_AIM_
Pull every line containing "spine" from the entries.

_EXERCISE INPUTS_
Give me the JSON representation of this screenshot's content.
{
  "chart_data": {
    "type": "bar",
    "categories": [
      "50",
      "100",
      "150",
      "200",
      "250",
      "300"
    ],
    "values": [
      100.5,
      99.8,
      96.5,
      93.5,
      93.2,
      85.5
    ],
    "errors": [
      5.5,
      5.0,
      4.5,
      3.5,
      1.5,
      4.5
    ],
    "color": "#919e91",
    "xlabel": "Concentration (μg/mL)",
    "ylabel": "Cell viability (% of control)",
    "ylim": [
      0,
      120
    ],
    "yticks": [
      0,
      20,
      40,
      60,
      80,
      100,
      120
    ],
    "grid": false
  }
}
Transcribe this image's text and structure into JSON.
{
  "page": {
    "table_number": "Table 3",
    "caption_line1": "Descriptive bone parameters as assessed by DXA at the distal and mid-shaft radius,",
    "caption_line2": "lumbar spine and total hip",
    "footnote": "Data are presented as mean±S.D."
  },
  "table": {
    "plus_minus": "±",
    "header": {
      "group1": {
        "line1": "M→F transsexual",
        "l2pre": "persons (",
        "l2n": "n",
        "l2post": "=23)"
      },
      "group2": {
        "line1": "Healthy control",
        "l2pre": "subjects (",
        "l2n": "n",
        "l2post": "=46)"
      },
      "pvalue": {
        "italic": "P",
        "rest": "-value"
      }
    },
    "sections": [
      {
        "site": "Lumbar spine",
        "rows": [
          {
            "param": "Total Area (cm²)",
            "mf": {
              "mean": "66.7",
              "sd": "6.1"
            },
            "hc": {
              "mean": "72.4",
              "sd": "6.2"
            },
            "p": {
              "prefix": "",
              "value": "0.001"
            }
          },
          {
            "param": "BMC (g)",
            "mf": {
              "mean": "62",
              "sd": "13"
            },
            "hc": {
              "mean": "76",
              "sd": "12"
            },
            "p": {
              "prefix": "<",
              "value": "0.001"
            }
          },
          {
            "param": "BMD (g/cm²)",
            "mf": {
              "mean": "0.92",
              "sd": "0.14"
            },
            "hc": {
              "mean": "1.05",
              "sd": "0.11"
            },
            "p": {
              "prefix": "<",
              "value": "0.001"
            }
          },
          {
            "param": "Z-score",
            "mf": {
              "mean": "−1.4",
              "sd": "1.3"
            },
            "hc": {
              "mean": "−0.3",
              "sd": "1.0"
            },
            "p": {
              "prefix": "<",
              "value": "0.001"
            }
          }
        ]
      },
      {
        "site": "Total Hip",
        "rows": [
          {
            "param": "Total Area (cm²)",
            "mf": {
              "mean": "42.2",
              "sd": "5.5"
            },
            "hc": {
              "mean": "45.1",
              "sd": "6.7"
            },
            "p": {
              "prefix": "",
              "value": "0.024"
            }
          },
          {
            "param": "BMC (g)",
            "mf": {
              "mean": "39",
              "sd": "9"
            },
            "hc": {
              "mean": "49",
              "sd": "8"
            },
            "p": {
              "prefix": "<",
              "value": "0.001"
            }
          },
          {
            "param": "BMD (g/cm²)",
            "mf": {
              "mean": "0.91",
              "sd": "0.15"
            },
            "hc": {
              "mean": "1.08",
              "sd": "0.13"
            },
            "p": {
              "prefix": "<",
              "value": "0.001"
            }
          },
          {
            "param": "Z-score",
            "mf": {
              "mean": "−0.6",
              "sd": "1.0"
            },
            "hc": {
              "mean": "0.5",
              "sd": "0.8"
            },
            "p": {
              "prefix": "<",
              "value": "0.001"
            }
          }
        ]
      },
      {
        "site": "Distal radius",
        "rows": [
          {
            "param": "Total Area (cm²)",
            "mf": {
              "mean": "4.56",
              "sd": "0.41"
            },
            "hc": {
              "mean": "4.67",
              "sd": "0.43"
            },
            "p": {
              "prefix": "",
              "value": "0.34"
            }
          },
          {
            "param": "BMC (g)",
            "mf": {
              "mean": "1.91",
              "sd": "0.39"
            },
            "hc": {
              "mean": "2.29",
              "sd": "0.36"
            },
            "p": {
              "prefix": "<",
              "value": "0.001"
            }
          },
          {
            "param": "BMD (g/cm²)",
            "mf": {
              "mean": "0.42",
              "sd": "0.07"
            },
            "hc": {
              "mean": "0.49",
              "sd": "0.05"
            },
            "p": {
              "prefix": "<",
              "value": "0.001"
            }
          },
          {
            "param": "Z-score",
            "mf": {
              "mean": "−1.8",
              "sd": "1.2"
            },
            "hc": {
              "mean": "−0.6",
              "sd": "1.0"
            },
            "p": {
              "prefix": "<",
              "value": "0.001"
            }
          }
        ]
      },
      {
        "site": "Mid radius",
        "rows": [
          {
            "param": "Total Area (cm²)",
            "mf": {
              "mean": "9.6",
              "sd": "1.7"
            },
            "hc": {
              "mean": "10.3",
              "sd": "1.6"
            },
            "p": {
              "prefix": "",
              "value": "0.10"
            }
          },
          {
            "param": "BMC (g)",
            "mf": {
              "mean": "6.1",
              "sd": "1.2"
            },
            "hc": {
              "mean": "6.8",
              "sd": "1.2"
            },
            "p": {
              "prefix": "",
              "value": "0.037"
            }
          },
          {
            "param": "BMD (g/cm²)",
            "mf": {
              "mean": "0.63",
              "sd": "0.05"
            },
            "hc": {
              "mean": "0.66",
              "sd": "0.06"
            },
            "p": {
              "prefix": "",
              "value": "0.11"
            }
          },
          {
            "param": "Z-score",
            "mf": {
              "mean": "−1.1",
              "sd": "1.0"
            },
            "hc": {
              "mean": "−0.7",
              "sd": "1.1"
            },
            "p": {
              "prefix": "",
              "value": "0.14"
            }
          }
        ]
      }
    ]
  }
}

_WORKED ANSWER_
    "caption_line2": "lumbar spine and total hip",
        "site": "Lumbar spine",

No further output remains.